→ YOUR TASK
With the pictures left out, copy the listing below exactly.
┌─ STORED DATA
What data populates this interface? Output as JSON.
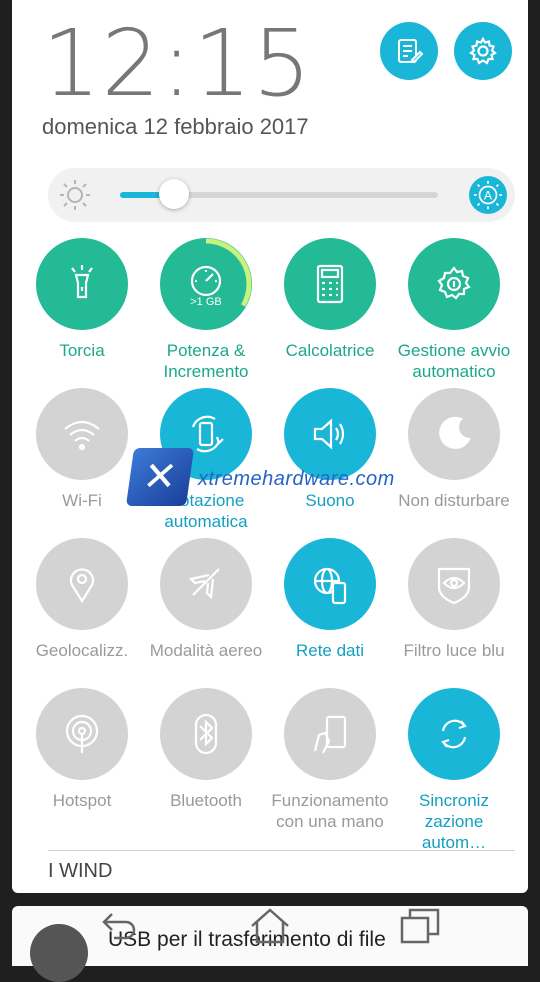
{
  "clock": "12:15",
  "date": "domenica 12 febbraio 2017",
  "header_buttons": [
    {
      "icon": "notes-edit-icon"
    },
    {
      "icon": "settings-gear-icon"
    }
  ],
  "brightness": {
    "level": 0.17,
    "auto": true,
    "auto_label": "A"
  },
  "tiles": [
    {
      "label": "Torcia",
      "state": "on-green",
      "icon": "flashlight-icon"
    },
    {
      "label": "Potenza & Incremento",
      "state": "on-green",
      "icon": "boost-gauge-icon",
      "badge": ">1 GB"
    },
    {
      "label": "Calcolatrice",
      "state": "on-green",
      "icon": "calculator-icon"
    },
    {
      "label": "Gestione avvio automatico",
      "state": "on-green",
      "icon": "auto-start-gear-icon"
    },
    {
      "label": "Wi-Fi",
      "state": "off",
      "icon": "wifi-icon"
    },
    {
      "label": "Rotazione automatica",
      "state": "on-blue",
      "icon": "auto-rotate-icon"
    },
    {
      "label": "Suono",
      "state": "on-blue",
      "icon": "speaker-icon"
    },
    {
      "label": "Non disturbare",
      "state": "off",
      "icon": "moon-icon"
    },
    {
      "label": "Geolocalizz.",
      "state": "off",
      "icon": "location-pin-icon"
    },
    {
      "label": "Modalità aereo",
      "state": "off",
      "icon": "airplane-icon"
    },
    {
      "label": "Rete dati",
      "state": "on-blue",
      "icon": "mobile-data-globe-icon"
    },
    {
      "label": "Filtro luce blu",
      "state": "off",
      "icon": "eye-shield-icon"
    },
    {
      "label": "Hotspot",
      "state": "off",
      "icon": "hotspot-icon"
    },
    {
      "label": "Bluetooth",
      "state": "off",
      "icon": "bluetooth-icon"
    },
    {
      "label": "Funzionamento con una mano",
      "state": "off",
      "icon": "one-hand-icon"
    },
    {
      "label": "Sincroniz zazione autom…",
      "state": "on-blue",
      "icon": "sync-icon"
    }
  ],
  "carrier": "I WIND",
  "notification": {
    "text": "USB per il trasferimento di file",
    "icon": "android-icon"
  },
  "watermark": "xtremehardware.com",
  "nav": [
    {
      "icon": "back-icon"
    },
    {
      "icon": "home-icon"
    },
    {
      "icon": "recents-icon"
    }
  ],
  "colors": {
    "accent_blue": "#1ab6d8",
    "accent_green": "#24ba96",
    "off_gray": "#d3d3d3"
  }
}
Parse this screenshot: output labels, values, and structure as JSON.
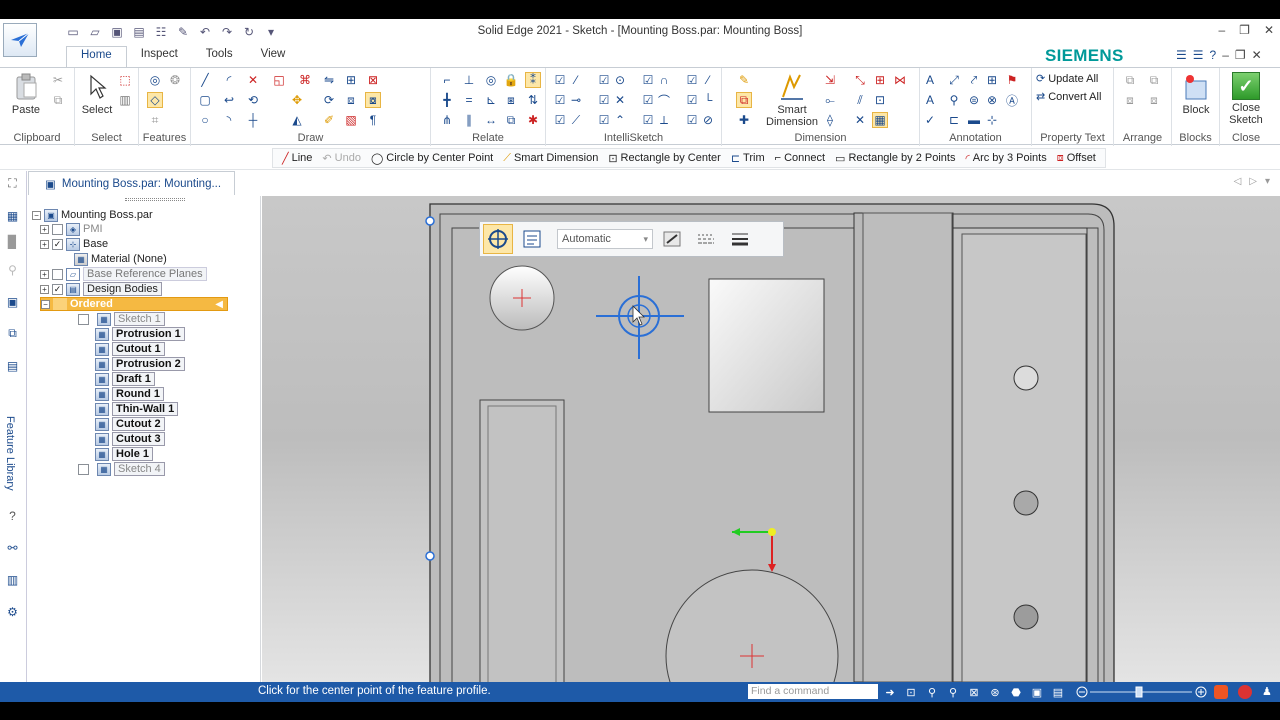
{
  "window": {
    "title": "Solid Edge 2021 - Sketch - [Mounting Boss.par: Mounting Boss]",
    "brand": "SIEMENS",
    "controls": [
      "–",
      "❐",
      "✕"
    ]
  },
  "tabs": [
    {
      "label": "Home",
      "active": true
    },
    {
      "label": "Inspect"
    },
    {
      "label": "Tools"
    },
    {
      "label": "View"
    }
  ],
  "ribbon": {
    "clipboard": {
      "group": "Clipboard",
      "paste": "Paste"
    },
    "select": {
      "group": "Select",
      "select": "Select"
    },
    "features": {
      "group": "Features"
    },
    "draw": {
      "group": "Draw"
    },
    "relate": {
      "group": "Relate"
    },
    "intellisketch": {
      "group": "IntelliSketch"
    },
    "dimension": {
      "group": "Dimension",
      "smart_line1": "Smart",
      "smart_line2": "Dimension"
    },
    "annotation": {
      "group": "Annotation"
    },
    "property_text": {
      "group": "Property Text",
      "update_all": "Update All",
      "convert_all": "Convert All"
    },
    "arrange": {
      "group": "Arrange"
    },
    "blocks": {
      "group": "Blocks",
      "block": "Block"
    },
    "close": {
      "group": "Close",
      "line1": "Close",
      "line2": "Sketch"
    }
  },
  "command_bar": [
    {
      "label": "Line",
      "icon": "line-icon"
    },
    {
      "label": "Undo",
      "icon": "undo-icon",
      "disabled": true
    },
    {
      "label": "Circle by Center Point",
      "icon": "circle-icon"
    },
    {
      "label": "Smart Dimension",
      "icon": "smart-dimension-icon"
    },
    {
      "label": "Rectangle by Center",
      "icon": "rectangle-center-icon"
    },
    {
      "label": "Trim",
      "icon": "trim-icon"
    },
    {
      "label": "Connect",
      "icon": "connect-icon"
    },
    {
      "label": "Rectangle by 2 Points",
      "icon": "rectangle-icon"
    },
    {
      "label": "Arc by 3 Points",
      "icon": "arc-icon"
    },
    {
      "label": "Offset",
      "icon": "offset-icon"
    }
  ],
  "left_strip": {
    "feature_library": "Feature Library"
  },
  "doc_tab": {
    "label": "Mounting Boss.par: Mounting..."
  },
  "pathfinder": {
    "root": "Mounting Boss.par",
    "pmi": "PMI",
    "base": "Base",
    "material": "Material (None)",
    "base_ref_planes": "Base Reference Planes",
    "design_bodies": "Design Bodies",
    "ordered": "Ordered",
    "features": [
      {
        "label": "Sketch 1",
        "style": "gray",
        "checkbox": true
      },
      {
        "label": "Protrusion 1",
        "style": "bold"
      },
      {
        "label": "Cutout 1",
        "style": "bold"
      },
      {
        "label": "Protrusion 2",
        "style": "bold"
      },
      {
        "label": "Draft 1",
        "style": "bold"
      },
      {
        "label": "Round 1",
        "style": "bold"
      },
      {
        "label": "Thin-Wall 1",
        "style": "bold"
      },
      {
        "label": "Cutout 2",
        "style": "bold"
      },
      {
        "label": "Cutout 3",
        "style": "bold"
      },
      {
        "label": "Hole 1",
        "style": "bold"
      },
      {
        "label": "Sketch 4",
        "style": "gray",
        "checkbox": true
      }
    ]
  },
  "floating_toolbar": {
    "select_value": "Automatic"
  },
  "statusbar": {
    "message": "Click for the center point of the feature profile.",
    "find_placeholder": "Find a command"
  },
  "colors": {
    "accent": "#1e5aa8",
    "brand": "#009999",
    "ordered_highlight": "#f5b942",
    "sketch_blue": "#2a6fd6"
  }
}
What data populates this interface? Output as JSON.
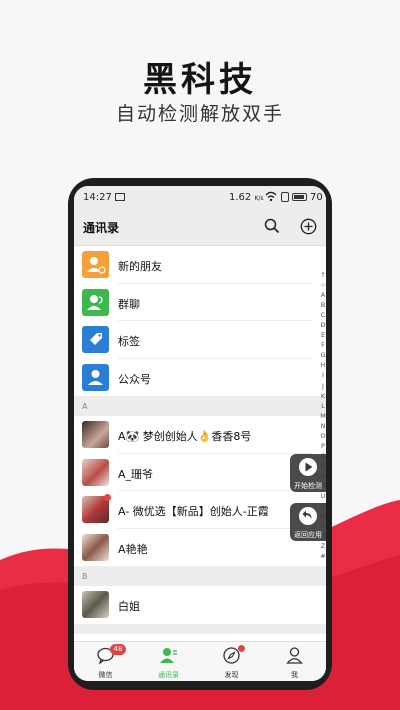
{
  "headline": "黑科技",
  "subline": "自动检测解放双手",
  "colors": {
    "accent_red": "#e8263b",
    "wechat_green": "#3cb84f"
  },
  "status_bar": {
    "time": "14:27",
    "network": "1.62",
    "network_unit": "K/s",
    "battery": "70"
  },
  "title_bar": {
    "title": "通讯录",
    "search_icon": "search-icon",
    "add_icon": "plus-circle-icon"
  },
  "top_items": [
    {
      "label": "新的朋友",
      "icon": "add-friend-icon"
    },
    {
      "label": "群聊",
      "icon": "group-chat-icon"
    },
    {
      "label": "标签",
      "icon": "tag-icon"
    },
    {
      "label": "公众号",
      "icon": "official-account-icon"
    }
  ],
  "sections": [
    {
      "letter": "A",
      "contacts": [
        {
          "name": "A🐼 梦创创始人👌香香8号"
        },
        {
          "name": "A_珊爷"
        },
        {
          "name": "A- 微优选【新品】创始人-正霞"
        },
        {
          "name": "A艳艳"
        }
      ]
    },
    {
      "letter": "B",
      "contacts": [
        {
          "name": "白姐"
        }
      ]
    }
  ],
  "index_letters": [
    "↑",
    "☆",
    "A",
    "B",
    "C",
    "D",
    "E",
    "F",
    "G",
    "H",
    "I",
    "J",
    "K",
    "L",
    "M",
    "N",
    "O",
    "P",
    "Q",
    "R",
    "S",
    "T",
    "U",
    "V",
    "W",
    "X",
    "Y",
    "Z",
    "#"
  ],
  "floating_buttons": {
    "start": "开始检测",
    "back": "返回应用"
  },
  "tabbar": {
    "tabs": [
      {
        "label": "微信",
        "badge": "48"
      },
      {
        "label": "通讯录"
      },
      {
        "label": "发现"
      },
      {
        "label": "我"
      }
    ]
  }
}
└─
→ COMPLETE ANSWER
What data populates this interface? Output as JSON.
{
  "clock": "12:15",
  "date": "domenica 12 febbraio 2017",
  "header_buttons": [
    {
      "icon": "notes-edit-icon"
    },
    {
      "icon": "settings-gear-icon"
    }
  ],
  "brightness": {
    "level": 0.17,
    "auto": true,
    "auto_label": "A"
  },
  "tiles": [
    {
      "label": "Torcia",
      "state": "on-green",
      "icon": "flashlight-icon"
    },
    {
      "label": "Potenza & Incremento",
      "state": "on-green",
      "icon": "boost-gauge-icon",
      "badge": ">1 GB"
    },
    {
      "label": "Calcolatrice",
      "state": "on-green",
      "icon": "calculator-icon"
    },
    {
      "label": "Gestione avvio automatico",
      "state": "on-green",
      "icon": "auto-start-gear-icon"
    },
    {
      "label": "Wi-Fi",
      "state": "off",
      "icon": "wifi-icon"
    },
    {
      "label": "Rotazione automatica",
      "state": "on-blue",
      "icon": "auto-rotate-icon"
    },
    {
      "label": "Suono",
      "state": "on-blue",
      "icon": "speaker-icon"
    },
    {
      "label": "Non disturbare",
      "state": "off",
      "icon": "moon-icon"
    },
    {
      "label": "Geolocalizz.",
      "state": "off",
      "icon": "location-pin-icon"
    },
    {
      "label": "Modalità aereo",
      "state": "off",
      "icon": "airplane-icon"
    },
    {
      "label": "Rete dati",
      "state": "on-blue",
      "icon": "mobile-data-globe-icon"
    },
    {
      "label": "Filtro luce blu",
      "state": "off",
      "icon": "eye-shield-icon"
    },
    {
      "label": "Hotspot",
      "state": "off",
      "icon": "hotspot-icon"
    },
    {
      "label": "Bluetooth",
      "state": "off",
      "icon": "bluetooth-icon"
    },
    {
      "label": "Funzionamento con una mano",
      "state": "off",
      "icon": "one-hand-icon"
    },
    {
      "label": "Sincroniz zazione autom…",
      "state": "on-blue",
      "icon": "sync-icon"
    }
  ],
  "carrier": "I WIND",
  "notification": {
    "text": "USB per il trasferimento di file",
    "icon": "android-icon"
  },
  "watermark": "xtremehardware.com",
  "nav": [
    {
      "icon": "back-icon"
    },
    {
      "icon": "home-icon"
    },
    {
      "icon": "recents-icon"
    }
  ],
  "colors": {
    "accent_blue": "#1ab6d8",
    "accent_green": "#24ba96",
    "off_gray": "#d3d3d3"
  }
}
Parse this screenshot: output labels, values, and structure as JSON.
{
  "window": {
    "title": "Solid Edge 2021 - Sketch - [Mounting Boss.par: Mounting Boss]",
    "brand": "SIEMENS",
    "controls": [
      "–",
      "❐",
      "✕"
    ]
  },
  "tabs": [
    {
      "label": "Home",
      "active": true
    },
    {
      "label": "Inspect"
    },
    {
      "label": "Tools"
    },
    {
      "label": "View"
    }
  ],
  "ribbon": {
    "clipboard": {
      "group": "Clipboard",
      "paste": "Paste"
    },
    "select": {
      "group": "Select",
      "select": "Select"
    },
    "features": {
      "group": "Features"
    },
    "draw": {
      "group": "Draw"
    },
    "relate": {
      "group": "Relate"
    },
    "intellisketch": {
      "group": "IntelliSketch"
    },
    "dimension": {
      "group": "Dimension",
      "smart_line1": "Smart",
      "smart_line2": "Dimension"
    },
    "annotation": {
      "group": "Annotation"
    },
    "property_text": {
      "group": "Property Text",
      "update_all": "Update All",
      "convert_all": "Convert All"
    },
    "arrange": {
      "group": "Arrange"
    },
    "blocks": {
      "group": "Blocks",
      "block": "Block"
    },
    "close": {
      "group": "Close",
      "line1": "Close",
      "line2": "Sketch"
    }
  },
  "command_bar": [
    {
      "label": "Line",
      "icon": "line-icon"
    },
    {
      "label": "Undo",
      "icon": "undo-icon",
      "disabled": true
    },
    {
      "label": "Circle by Center Point",
      "icon": "circle-icon"
    },
    {
      "label": "Smart Dimension",
      "icon": "smart-dimension-icon"
    },
    {
      "label": "Rectangle by Center",
      "icon": "rectangle-center-icon"
    },
    {
      "label": "Trim",
      "icon": "trim-icon"
    },
    {
      "label": "Connect",
      "icon": "connect-icon"
    },
    {
      "label": "Rectangle by 2 Points",
      "icon": "rectangle-icon"
    },
    {
      "label": "Arc by 3 Points",
      "icon": "arc-icon"
    },
    {
      "label": "Offset",
      "icon": "offset-icon"
    }
  ],
  "left_strip": {
    "feature_library": "Feature Library"
  },
  "doc_tab": {
    "label": "Mounting Boss.par: Mounting..."
  },
  "pathfinder": {
    "root": "Mounting Boss.par",
    "pmi": "PMI",
    "base": "Base",
    "material": "Material (None)",
    "base_ref_planes": "Base Reference Planes",
    "design_bodies": "Design Bodies",
    "ordered": "Ordered",
    "features": [
      {
        "label": "Sketch 1",
        "style": "gray",
        "checkbox": true
      },
      {
        "label": "Protrusion 1",
        "style": "bold"
      },
      {
        "label": "Cutout 1",
        "style": "bold"
      },
      {
        "label": "Protrusion 2",
        "style": "bold"
      },
      {
        "label": "Draft 1",
        "style": "bold"
      },
      {
        "label": "Round 1",
        "style": "bold"
      },
      {
        "label": "Thin-Wall 1",
        "style": "bold"
      },
      {
        "label": "Cutout 2",
        "style": "bold"
      },
      {
        "label": "Cutout 3",
        "style": "bold"
      },
      {
        "label": "Hole 1",
        "style": "bold"
      },
      {
        "label": "Sketch 4",
        "style": "gray",
        "checkbox": true
      }
    ]
  },
  "floating_toolbar": {
    "select_value": "Automatic"
  },
  "statusbar": {
    "message": "Click for the center point of the feature profile.",
    "find_placeholder": "Find a command"
  },
  "colors": {
    "accent": "#1e5aa8",
    "brand": "#009999",
    "ordered_highlight": "#f5b942",
    "sketch_blue": "#2a6fd6"
  }
}
What data populates this interface? Output as JSON.
{
  "headline": "黑科技",
  "subline": "自动检测解放双手",
  "colors": {
    "accent_red": "#e8263b",
    "wechat_green": "#3cb84f"
  },
  "status_bar": {
    "time": "14:27",
    "network": "1.62",
    "network_unit": "K/s",
    "battery": "70"
  },
  "title_bar": {
    "title": "通讯录",
    "search_icon": "search-icon",
    "add_icon": "plus-circle-icon"
  },
  "top_items": [
    {
      "label": "新的朋友",
      "icon": "add-friend-icon"
    },
    {
      "label": "群聊",
      "icon": "group-chat-icon"
    },
    {
      "label": "标签",
      "icon": "tag-icon"
    },
    {
      "label": "公众号",
      "icon": "official-account-icon"
    }
  ],
  "sections": [
    {
      "letter": "A",
      "contacts": [
        {
          "name": "A🐼 梦创创始人👌香香8号"
        },
        {
          "name": "A_珊爷"
        },
        {
          "name": "A- 微优选【新品】创始人-正霞"
        },
        {
          "name": "A艳艳"
        }
      ]
    },
    {
      "letter": "B",
      "contacts": [
        {
          "name": "白姐"
        }
      ]
    }
  ],
  "index_letters": [
    "↑",
    "☆",
    "A",
    "B",
    "C",
    "D",
    "E",
    "F",
    "G",
    "H",
    "I",
    "J",
    "K",
    "L",
    "M",
    "N",
    "O",
    "P",
    "Q",
    "R",
    "S",
    "T",
    "U",
    "V",
    "W",
    "X",
    "Y",
    "Z",
    "#"
  ],
  "floating_buttons": {
    "start": "开始检测",
    "back": "返回应用"
  },
  "tabbar": {
    "tabs": [
      {
        "label": "微信",
        "badge": "48"
      },
      {
        "label": "通讯录"
      },
      {
        "label": "发现"
      },
      {
        "label": "我"
      }
    ]
  }
}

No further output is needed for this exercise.